**WHAT THE TASK ASKS**
Reproduce the lines of the material exactly, excluding every image.
===== EXERCISE MATERIALS
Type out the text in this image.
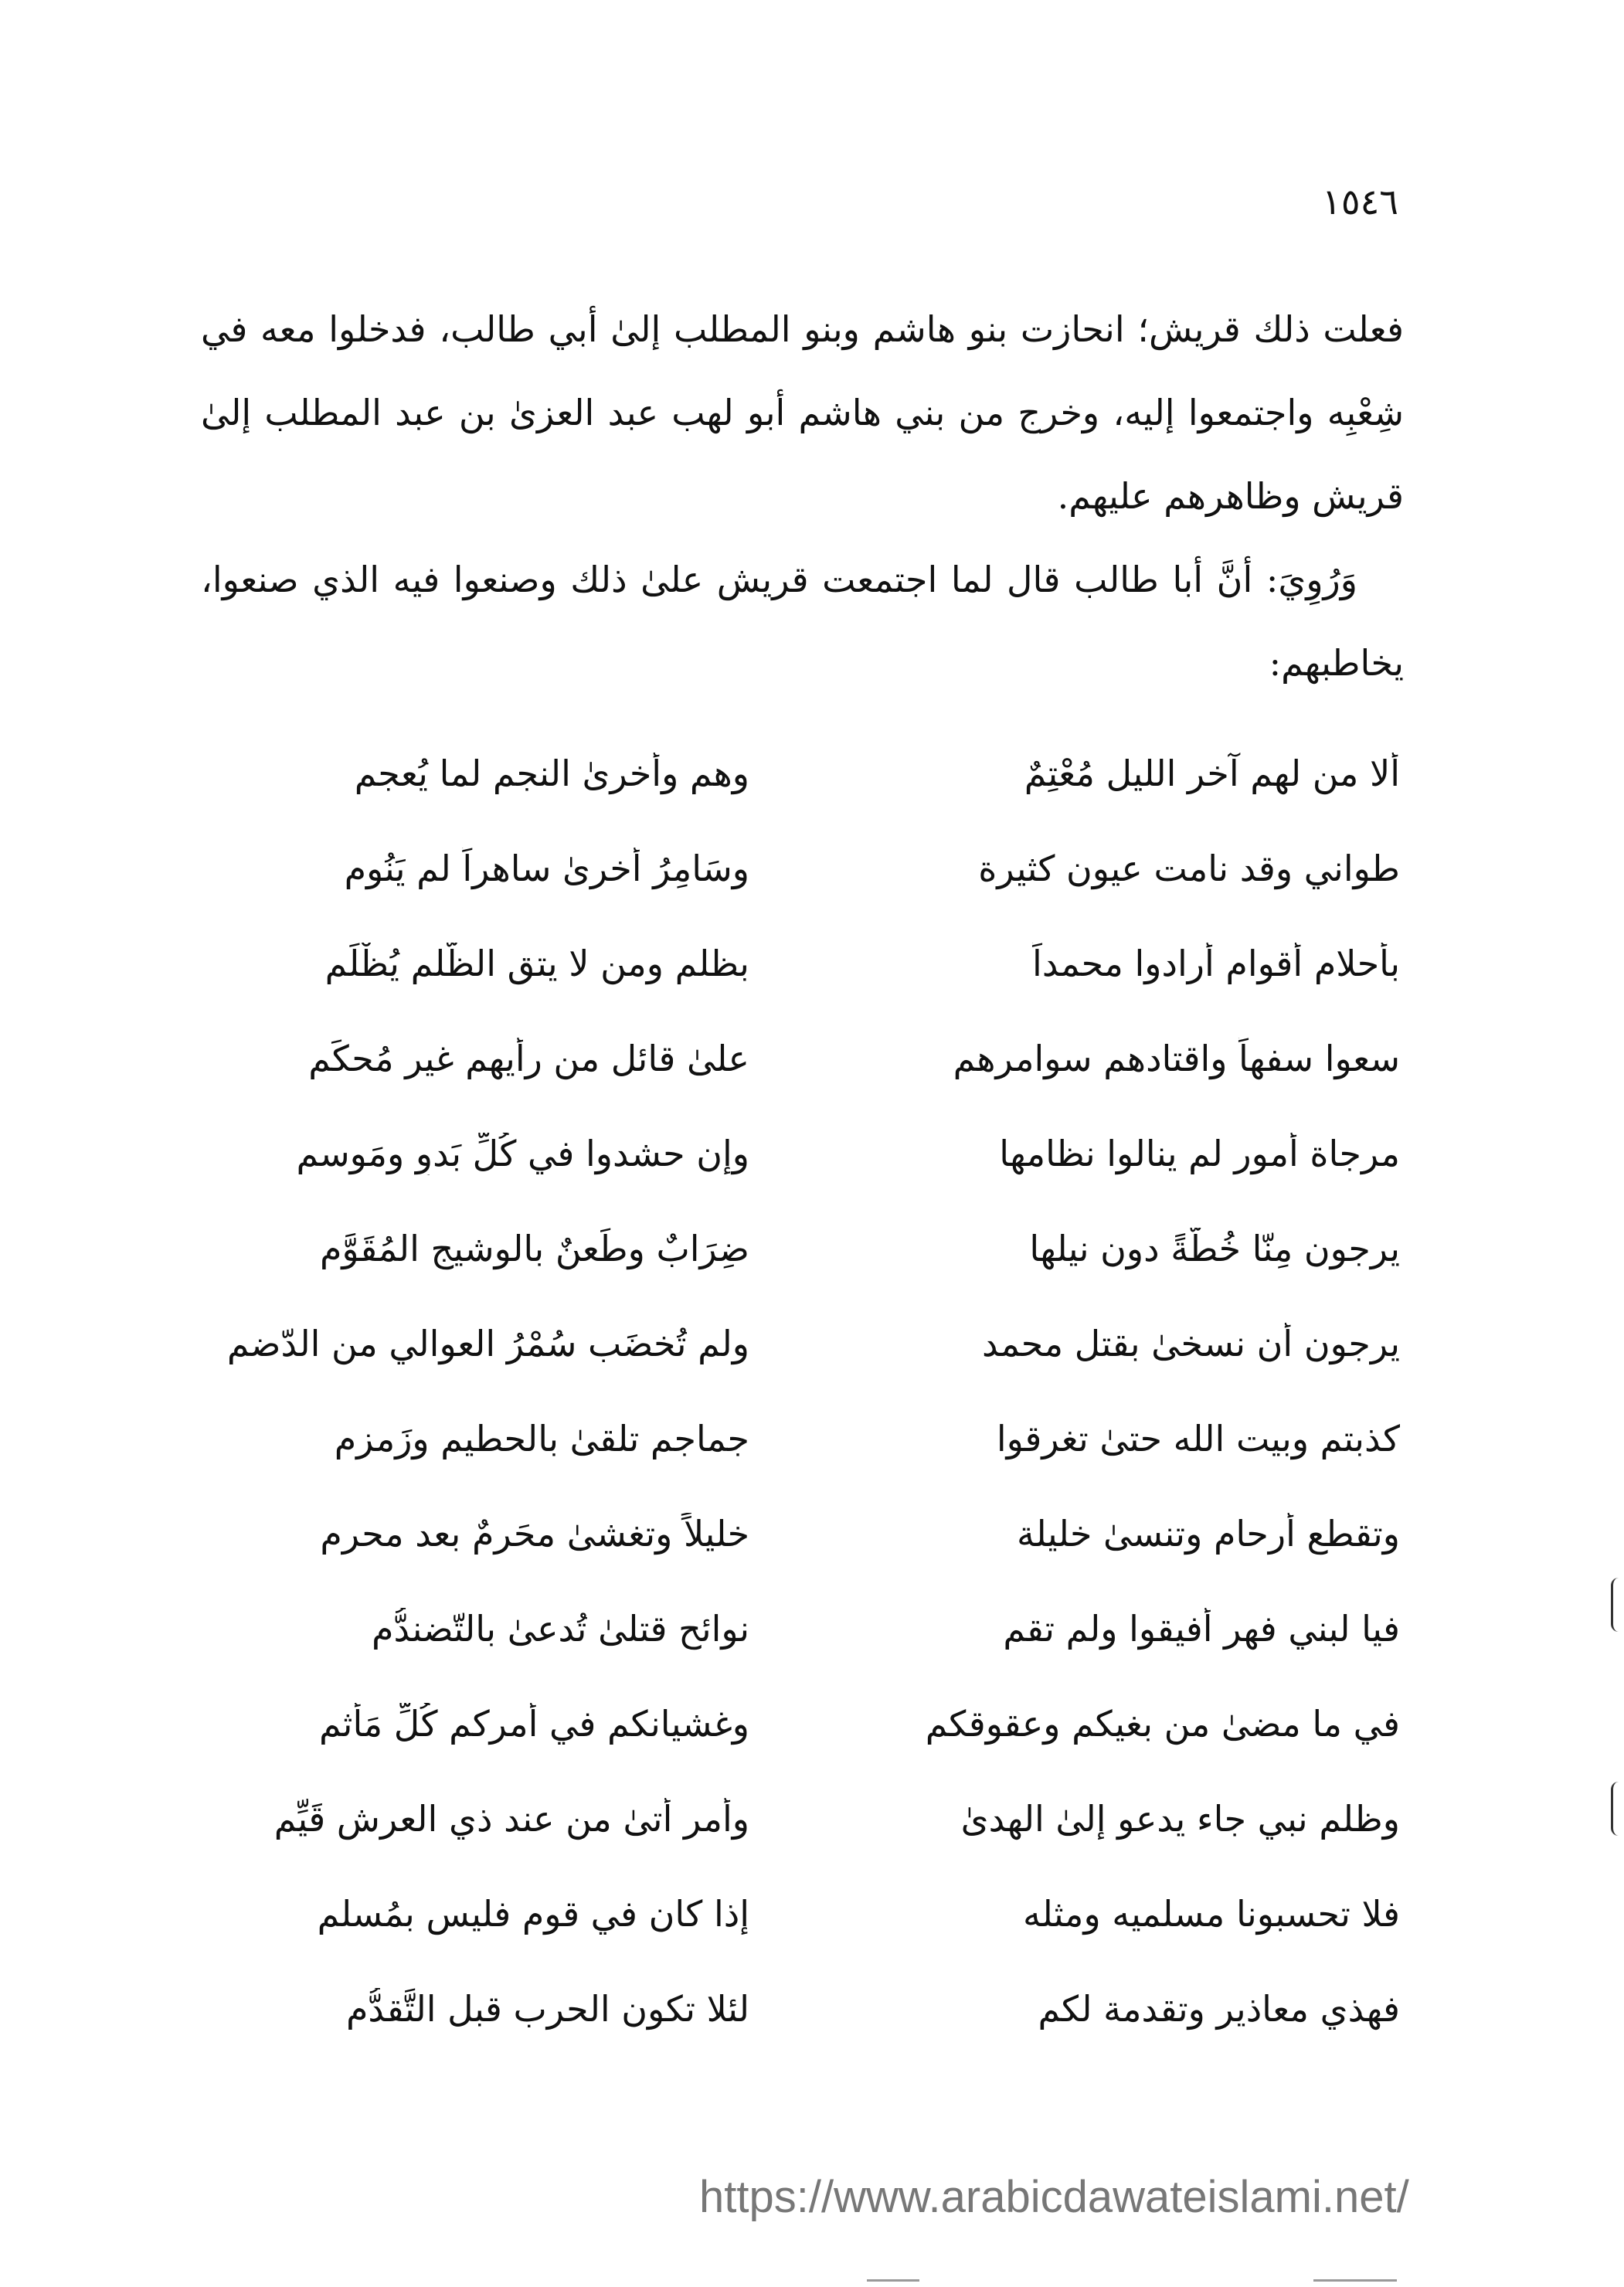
١٥٤٦

فعلت ذلك قريش؛ انحازت بنو هاشم وبنو المطلب إلىٰ أبي طالب، فدخلوا معه في شِعْبِه واجتمعوا إليه، وخرج من بني هاشم أبو لهب عبد العزىٰ بن عبد المطلب إلىٰ قريش وظاهرهم عليهم.

وَرُوِيَ: أنَّ أبا طالب قال لما اجتمعت قريش علىٰ ذلك وصنعوا فيه الذي صنعوا، يخاطبهم:

ألا من لهم آخر الليل مُعْتِمٌ
وهم وأخرىٰ النجم لما يُعجم
طواني وقد نامت عيون كثيرة
وسَامِرُ أخرىٰ ساهراً لم يَنُومِ
بأحلام أقوام أرادوا محمداً
بظلم ومن لا يتق الظُّلم يُظْلَمِ
سعوا سفهاً واقتادهم سوامرهم
علىٰ قائل من رأيهم غير مُحكَمِ
مرجاة أمور لم ينالوا نظامها
وإن حشدوا في كُلِّ بَدوٍ ومَوسمِ
يرجون مِنّا خُطّةً دون نيلها
ضِرَابٌ وطَعنٌ بالوشيج المُقَوَّمِ
يرجون أن نسخىٰ بقتل محمد
ولم تُخضَب سُمْرُ العوالي من الدّضمِ
كذبتم وبيت الله حتىٰ تغرقوا
جماجم تلقىٰ بالحطيم وزَمزمِ
وتقطع أرحام وتنسىٰ خليلة
خليلاً وتغشىٰ محَرمٌ بعد محرم
فيا لبني فهر أفيقوا ولم تقم
نوائح قتلىٰ تُدعىٰ بالتّضندُّمِ
في ما مضىٰ من بغيكم وعقوقكم
وغشيانكم في أمركم كُلِّ مَأثمِ
وظلم نبي جاء يدعو إلىٰ الهدىٰ
وأمر أتىٰ من عند ذي العرش قَيِّمِ
فلا تحسبونا مسلميه ومثله
إذا كان في قوم فليس بمُسلمِ
فهذي معاذير وتقدمة لكم
لئلا تكون الحرب قبل التَّقدُّمِ
https://www.arabicdawateislami.net/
==========
**SOLUTION TO THIS TASK**
Type out the text in this image.
١٥٤٦

فعلت ذلك قريش؛ انحازت بنو هاشم وبنو المطلب إلىٰ أبي طالب، فدخلوا معه في شِعْبِه واجتمعوا إليه، وخرج من بني هاشم أبو لهب عبد العزىٰ بن عبد المطلب إلىٰ قريش وظاهرهم عليهم.

وَرُوِيَ: أنَّ أبا طالب قال لما اجتمعت قريش علىٰ ذلك وصنعوا فيه الذي صنعوا، يخاطبهم:

ألا من لهم آخر الليل مُعْتِمٌ
وهم وأخرىٰ النجم لما يُعجم
طواني وقد نامت عيون كثيرة
وسَامِرُ أخرىٰ ساهراً لم يَنُومِ
بأحلام أقوام أرادوا محمداً
بظلم ومن لا يتق الظُّلم يُظْلَمِ
سعوا سفهاً واقتادهم سوامرهم
علىٰ قائل من رأيهم غير مُحكَمِ
مرجاة أمور لم ينالوا نظامها
وإن حشدوا في كُلِّ بَدوٍ ومَوسمِ
يرجون مِنّا خُطّةً دون نيلها
ضِرَابٌ وطَعنٌ بالوشيج المُقَوَّمِ
يرجون أن نسخىٰ بقتل محمد
ولم تُخضَب سُمْرُ العوالي من الدّضمِ
كذبتم وبيت الله حتىٰ تغرقوا
جماجم تلقىٰ بالحطيم وزَمزمِ
وتقطع أرحام وتنسىٰ خليلة
خليلاً وتغشىٰ محَرمٌ بعد محرم
فيا لبني فهر أفيقوا ولم تقم
نوائح قتلىٰ تُدعىٰ بالتّضندُّمِ
في ما مضىٰ من بغيكم وعقوقكم
وغشيانكم في أمركم كُلِّ مَأثمِ
وظلم نبي جاء يدعو إلىٰ الهدىٰ
وأمر أتىٰ من عند ذي العرش قَيِّمِ
فلا تحسبونا مسلميه ومثله
إذا كان في قوم فليس بمُسلمِ
فهذي معاذير وتقدمة لكم
لئلا تكون الحرب قبل التَّقدُّمِ
https://www.arabicdawateislami.net/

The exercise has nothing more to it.